* begin EXCERPTED RECORDS *
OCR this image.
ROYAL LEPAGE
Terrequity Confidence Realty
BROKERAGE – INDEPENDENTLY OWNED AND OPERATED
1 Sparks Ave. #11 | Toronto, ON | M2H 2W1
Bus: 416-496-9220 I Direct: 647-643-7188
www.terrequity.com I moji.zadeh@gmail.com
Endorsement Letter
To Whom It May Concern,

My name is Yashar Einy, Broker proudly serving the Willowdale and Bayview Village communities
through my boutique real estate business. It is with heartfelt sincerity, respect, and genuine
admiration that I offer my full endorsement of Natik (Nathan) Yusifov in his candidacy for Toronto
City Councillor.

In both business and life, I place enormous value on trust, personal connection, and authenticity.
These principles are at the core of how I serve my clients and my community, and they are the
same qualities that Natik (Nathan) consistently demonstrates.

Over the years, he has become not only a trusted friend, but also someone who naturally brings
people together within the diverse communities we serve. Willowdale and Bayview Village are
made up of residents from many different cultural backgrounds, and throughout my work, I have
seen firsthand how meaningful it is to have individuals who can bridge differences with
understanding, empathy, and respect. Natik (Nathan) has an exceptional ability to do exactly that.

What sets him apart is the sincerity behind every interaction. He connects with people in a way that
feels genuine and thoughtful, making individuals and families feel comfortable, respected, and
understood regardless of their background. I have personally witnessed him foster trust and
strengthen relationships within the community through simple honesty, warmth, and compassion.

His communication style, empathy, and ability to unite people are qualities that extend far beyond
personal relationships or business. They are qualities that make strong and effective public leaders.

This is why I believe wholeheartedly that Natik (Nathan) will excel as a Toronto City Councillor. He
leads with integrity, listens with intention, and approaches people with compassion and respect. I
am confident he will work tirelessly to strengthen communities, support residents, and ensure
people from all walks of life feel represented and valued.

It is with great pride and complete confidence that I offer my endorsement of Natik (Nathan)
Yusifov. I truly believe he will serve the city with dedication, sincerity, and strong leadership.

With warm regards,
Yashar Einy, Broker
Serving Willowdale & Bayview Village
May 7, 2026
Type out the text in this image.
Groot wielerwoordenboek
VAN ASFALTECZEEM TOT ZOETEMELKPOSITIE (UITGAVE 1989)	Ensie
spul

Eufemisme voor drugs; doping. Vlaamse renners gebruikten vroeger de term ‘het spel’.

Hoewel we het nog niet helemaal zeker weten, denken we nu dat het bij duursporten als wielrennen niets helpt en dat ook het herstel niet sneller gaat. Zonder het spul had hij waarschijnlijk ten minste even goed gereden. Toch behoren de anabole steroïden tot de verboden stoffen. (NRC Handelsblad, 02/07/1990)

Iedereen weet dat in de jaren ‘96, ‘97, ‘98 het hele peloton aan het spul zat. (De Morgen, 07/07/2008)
* end EXCERPTED RECORDS *
- [BRIEF]: Copy out each record from above, exactly.

- [THE REPLY]:
OCR this image.
ROYAL LEPAGE
Terrequity Confidence Realty
BROKERAGE – INDEPENDENTLY OWNED AND OPERATED
1 Sparks Ave. #11 | Toronto, ON | M2H 2W1
Bus: 416-496-9220 I Direct: 647-643-7188
www.terrequity.com I moji.zadeh@gmail.com
Endorsement Letter
To Whom It May Concern,

My name is Yashar Einy, Broker proudly serving the Willowdale and Bayview Village communities
through my boutique real estate business. It is with heartfelt sincerity, respect, and genuine
admiration that I offer my full endorsement of Natik (Nathan) Yusifov in his candidacy for Toronto
City Councillor.

In both business and life, I place enormous value on trust, personal connection, and authenticity.
These principles are at the core of how I serve my clients and my community, and they are the
same qualities that Natik (Nathan) consistently demonstrates.

Over the years, he has become not only a trusted friend, but also someone who naturally brings
people together within the diverse communities we serve. Willowdale and Bayview Village are
made up of residents from many different cultural backgrounds, and throughout my work, I have
seen firsthand how meaningful it is to have individuals who can bridge differences with
understanding, empathy, and respect. Natik (Nathan) has an exceptional ability to do exactly that.

What sets him apart is the sincerity behind every interaction. He connects with people in a way that
feels genuine and thoughtful, making individuals and families feel comfortable, respected, and
understood regardless of their background. I have personally witnessed him foster trust and
strengthen relationships within the community through simple honesty, warmth, and compassion.

His communication style, empathy, and ability to unite people are qualities that extend far beyond
personal relationships or business. They are qualities that make strong and effective public leaders.

This is why I believe wholeheartedly that Natik (Nathan) will excel as a Toronto City Councillor. He
leads with integrity, listens with intention, and approaches people with compassion and respect. I
am confident he will work tirelessly to strengthen communities, support residents, and ensure
people from all walks of life feel represented and valued.

It is with great pride and complete confidence that I offer my endorsement of Natik (Nathan)
Yusifov. I truly believe he will serve the city with dedication, sincerity, and strong leadership.

With warm regards,
Yashar Einy, Broker
Serving Willowdale & Bayview Village
May 7, 2026
Type out the text in this image.
Groot wielerwoordenboek
VAN ASFALTECZEEM TOT ZOETEMELKPOSITIE (UITGAVE 1989)	Ensie
spul

Eufemisme voor drugs; doping. Vlaamse renners gebruikten vroeger de term ‘het spel’.

Hoewel we het nog niet helemaal zeker weten, denken we nu dat het bij duursporten als wielrennen niets helpt en dat ook het herstel niet sneller gaat. Zonder het spul had hij waarschijnlijk ten minste even goed gereden. Toch behoren de anabole steroïden tot de verboden stoffen. (NRC Handelsblad, 02/07/1990)

Iedereen weet dat in de jaren ‘96, ‘97, ‘98 het hele peloton aan het spul zat. (De Morgen, 07/07/2008)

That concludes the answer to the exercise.